→ **Goal**: Go through the listing below and list every line with "this".
───── Supplied material
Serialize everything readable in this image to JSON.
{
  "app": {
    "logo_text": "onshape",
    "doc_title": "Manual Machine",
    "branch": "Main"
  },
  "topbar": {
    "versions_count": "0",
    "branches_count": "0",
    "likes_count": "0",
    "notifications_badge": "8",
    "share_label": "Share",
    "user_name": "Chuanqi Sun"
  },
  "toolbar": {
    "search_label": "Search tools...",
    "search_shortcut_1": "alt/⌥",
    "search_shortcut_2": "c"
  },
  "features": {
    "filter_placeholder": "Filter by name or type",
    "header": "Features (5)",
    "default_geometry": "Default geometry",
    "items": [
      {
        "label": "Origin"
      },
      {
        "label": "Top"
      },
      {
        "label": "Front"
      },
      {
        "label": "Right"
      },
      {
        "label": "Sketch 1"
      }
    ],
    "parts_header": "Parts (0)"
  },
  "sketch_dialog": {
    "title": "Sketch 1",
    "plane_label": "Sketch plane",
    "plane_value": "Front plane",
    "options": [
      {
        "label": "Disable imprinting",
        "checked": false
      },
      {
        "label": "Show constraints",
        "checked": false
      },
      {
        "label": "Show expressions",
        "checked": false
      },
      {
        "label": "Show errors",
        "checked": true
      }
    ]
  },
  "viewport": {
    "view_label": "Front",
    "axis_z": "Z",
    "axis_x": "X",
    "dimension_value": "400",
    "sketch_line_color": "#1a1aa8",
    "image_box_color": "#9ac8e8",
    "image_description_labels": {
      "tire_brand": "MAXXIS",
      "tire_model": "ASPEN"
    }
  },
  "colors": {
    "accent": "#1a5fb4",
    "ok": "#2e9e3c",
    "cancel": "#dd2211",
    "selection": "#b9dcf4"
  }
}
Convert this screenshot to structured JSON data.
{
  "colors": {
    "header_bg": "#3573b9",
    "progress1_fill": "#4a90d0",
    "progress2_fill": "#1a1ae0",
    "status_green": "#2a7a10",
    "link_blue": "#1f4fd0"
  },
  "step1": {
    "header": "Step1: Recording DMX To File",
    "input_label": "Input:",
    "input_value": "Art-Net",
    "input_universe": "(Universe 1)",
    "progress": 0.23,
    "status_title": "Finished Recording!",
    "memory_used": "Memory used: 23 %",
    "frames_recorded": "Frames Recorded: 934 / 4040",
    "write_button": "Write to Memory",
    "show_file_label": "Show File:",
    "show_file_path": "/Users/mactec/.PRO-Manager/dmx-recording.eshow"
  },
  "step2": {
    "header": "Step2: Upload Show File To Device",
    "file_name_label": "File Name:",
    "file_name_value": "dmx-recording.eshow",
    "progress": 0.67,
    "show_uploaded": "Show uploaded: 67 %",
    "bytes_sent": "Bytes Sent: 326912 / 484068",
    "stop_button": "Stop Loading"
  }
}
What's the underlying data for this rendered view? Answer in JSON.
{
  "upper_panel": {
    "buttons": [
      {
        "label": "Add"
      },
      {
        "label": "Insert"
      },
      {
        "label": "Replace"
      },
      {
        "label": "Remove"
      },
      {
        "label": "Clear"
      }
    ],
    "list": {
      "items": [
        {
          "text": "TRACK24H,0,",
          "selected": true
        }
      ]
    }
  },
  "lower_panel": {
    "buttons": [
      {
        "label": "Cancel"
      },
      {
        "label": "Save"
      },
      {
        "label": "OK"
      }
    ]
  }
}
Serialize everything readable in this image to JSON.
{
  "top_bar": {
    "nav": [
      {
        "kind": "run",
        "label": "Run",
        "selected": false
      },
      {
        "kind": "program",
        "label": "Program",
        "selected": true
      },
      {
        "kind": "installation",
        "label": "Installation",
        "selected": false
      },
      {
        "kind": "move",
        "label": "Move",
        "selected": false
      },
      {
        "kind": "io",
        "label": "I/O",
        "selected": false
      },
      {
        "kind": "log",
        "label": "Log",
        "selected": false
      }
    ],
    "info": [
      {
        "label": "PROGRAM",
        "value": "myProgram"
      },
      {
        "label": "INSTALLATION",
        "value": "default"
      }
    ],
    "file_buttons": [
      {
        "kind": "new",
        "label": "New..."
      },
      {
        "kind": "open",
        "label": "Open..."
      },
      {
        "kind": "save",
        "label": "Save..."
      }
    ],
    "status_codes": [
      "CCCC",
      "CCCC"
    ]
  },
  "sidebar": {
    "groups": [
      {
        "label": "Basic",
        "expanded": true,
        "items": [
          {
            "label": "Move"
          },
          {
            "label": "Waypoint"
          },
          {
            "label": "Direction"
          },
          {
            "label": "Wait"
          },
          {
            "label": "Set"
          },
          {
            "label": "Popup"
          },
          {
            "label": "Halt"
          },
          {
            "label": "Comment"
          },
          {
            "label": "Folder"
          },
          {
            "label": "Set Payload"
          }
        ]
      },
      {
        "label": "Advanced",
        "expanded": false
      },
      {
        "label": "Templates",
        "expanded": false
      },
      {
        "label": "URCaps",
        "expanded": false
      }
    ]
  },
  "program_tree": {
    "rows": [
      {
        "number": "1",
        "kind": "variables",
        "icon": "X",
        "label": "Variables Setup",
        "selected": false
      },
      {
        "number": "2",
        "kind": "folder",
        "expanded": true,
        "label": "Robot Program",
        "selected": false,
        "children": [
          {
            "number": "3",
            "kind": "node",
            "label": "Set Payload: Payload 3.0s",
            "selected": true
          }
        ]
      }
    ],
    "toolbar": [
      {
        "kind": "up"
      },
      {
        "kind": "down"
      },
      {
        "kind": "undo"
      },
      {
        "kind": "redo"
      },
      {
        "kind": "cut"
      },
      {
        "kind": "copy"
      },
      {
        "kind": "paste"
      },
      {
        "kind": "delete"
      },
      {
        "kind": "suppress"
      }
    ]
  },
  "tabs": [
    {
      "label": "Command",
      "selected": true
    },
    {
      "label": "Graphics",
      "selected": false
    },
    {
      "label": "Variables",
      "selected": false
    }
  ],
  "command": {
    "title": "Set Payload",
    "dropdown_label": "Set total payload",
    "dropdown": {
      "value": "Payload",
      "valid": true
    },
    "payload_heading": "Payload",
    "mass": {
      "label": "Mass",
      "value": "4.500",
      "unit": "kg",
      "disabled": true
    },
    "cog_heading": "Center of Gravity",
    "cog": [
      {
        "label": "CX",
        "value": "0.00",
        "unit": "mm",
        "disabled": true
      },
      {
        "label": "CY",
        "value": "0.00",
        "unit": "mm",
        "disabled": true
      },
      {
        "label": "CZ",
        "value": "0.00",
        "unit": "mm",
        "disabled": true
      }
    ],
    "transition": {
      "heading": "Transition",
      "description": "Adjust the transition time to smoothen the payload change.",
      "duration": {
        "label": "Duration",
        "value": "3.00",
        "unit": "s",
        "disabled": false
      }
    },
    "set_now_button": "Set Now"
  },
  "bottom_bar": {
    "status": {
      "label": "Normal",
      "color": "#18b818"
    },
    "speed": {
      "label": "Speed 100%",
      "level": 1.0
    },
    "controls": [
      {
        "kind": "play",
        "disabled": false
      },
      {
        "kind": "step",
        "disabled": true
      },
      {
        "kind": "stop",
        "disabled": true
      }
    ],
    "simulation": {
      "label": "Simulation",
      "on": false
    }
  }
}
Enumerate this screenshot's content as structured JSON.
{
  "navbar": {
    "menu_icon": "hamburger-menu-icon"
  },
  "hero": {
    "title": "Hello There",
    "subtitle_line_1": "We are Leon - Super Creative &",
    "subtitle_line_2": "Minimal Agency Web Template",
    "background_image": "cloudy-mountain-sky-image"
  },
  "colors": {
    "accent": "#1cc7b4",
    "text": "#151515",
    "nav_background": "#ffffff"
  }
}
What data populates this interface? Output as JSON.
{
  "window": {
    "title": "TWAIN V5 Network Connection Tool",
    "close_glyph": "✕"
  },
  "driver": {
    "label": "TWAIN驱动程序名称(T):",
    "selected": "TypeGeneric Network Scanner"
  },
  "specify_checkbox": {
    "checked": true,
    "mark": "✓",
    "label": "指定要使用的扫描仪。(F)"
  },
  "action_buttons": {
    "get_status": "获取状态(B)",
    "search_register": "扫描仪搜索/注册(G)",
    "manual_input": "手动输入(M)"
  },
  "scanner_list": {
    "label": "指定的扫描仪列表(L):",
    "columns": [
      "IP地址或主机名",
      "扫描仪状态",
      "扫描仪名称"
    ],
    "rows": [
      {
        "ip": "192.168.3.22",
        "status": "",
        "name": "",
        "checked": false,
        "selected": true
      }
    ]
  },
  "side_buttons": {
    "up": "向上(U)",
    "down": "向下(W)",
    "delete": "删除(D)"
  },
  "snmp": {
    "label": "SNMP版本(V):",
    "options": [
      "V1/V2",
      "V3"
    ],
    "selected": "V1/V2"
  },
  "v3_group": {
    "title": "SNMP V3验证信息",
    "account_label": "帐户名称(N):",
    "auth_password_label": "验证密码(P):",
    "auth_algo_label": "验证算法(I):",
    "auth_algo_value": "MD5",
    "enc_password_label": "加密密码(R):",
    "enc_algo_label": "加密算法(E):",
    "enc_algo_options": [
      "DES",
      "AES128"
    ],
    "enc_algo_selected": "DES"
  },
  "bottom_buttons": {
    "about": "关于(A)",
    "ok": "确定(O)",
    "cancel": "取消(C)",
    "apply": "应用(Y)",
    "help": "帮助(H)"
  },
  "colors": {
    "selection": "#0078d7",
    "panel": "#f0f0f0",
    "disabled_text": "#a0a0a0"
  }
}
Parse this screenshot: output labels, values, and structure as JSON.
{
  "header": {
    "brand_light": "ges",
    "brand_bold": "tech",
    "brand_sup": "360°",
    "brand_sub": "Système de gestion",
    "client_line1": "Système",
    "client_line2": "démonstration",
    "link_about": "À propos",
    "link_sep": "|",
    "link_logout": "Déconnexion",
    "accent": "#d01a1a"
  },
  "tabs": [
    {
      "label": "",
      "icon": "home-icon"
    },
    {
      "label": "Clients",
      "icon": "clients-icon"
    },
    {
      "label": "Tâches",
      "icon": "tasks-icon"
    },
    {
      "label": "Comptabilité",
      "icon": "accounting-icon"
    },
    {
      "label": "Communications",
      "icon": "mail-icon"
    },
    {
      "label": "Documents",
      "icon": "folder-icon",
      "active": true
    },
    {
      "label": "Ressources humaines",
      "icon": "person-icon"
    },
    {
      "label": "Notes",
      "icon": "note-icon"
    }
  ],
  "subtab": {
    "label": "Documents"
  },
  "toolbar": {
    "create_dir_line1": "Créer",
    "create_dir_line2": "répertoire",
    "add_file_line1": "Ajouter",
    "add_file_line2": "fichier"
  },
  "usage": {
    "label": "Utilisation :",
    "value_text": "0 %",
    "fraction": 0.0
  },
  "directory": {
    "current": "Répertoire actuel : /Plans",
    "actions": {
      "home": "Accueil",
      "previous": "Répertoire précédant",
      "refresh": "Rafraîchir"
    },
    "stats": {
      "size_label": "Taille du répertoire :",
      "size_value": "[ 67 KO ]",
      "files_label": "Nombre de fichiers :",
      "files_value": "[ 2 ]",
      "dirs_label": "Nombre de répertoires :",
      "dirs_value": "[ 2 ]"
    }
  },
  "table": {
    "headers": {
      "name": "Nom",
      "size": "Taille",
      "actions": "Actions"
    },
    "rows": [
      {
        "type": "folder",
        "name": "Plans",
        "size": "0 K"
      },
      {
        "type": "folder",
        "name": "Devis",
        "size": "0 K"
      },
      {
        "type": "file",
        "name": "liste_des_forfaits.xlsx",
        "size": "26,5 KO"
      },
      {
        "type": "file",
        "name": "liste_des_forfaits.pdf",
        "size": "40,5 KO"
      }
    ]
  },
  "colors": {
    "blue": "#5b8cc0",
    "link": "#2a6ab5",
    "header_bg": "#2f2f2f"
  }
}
──────────
→ **Response to the exercise**:
Serialize everything readable in this image to JSON.
Convert this screenshot to structured JSON data.
What's the underlying data for this rendered view? Answer in JSON.
Serialize everything readable in this image to JSON.
Enumerate this screenshot's content as structured JSON.
What data populates this interface? Output as JSON.
Parse this screenshot: output labels, values, and structure as JSON.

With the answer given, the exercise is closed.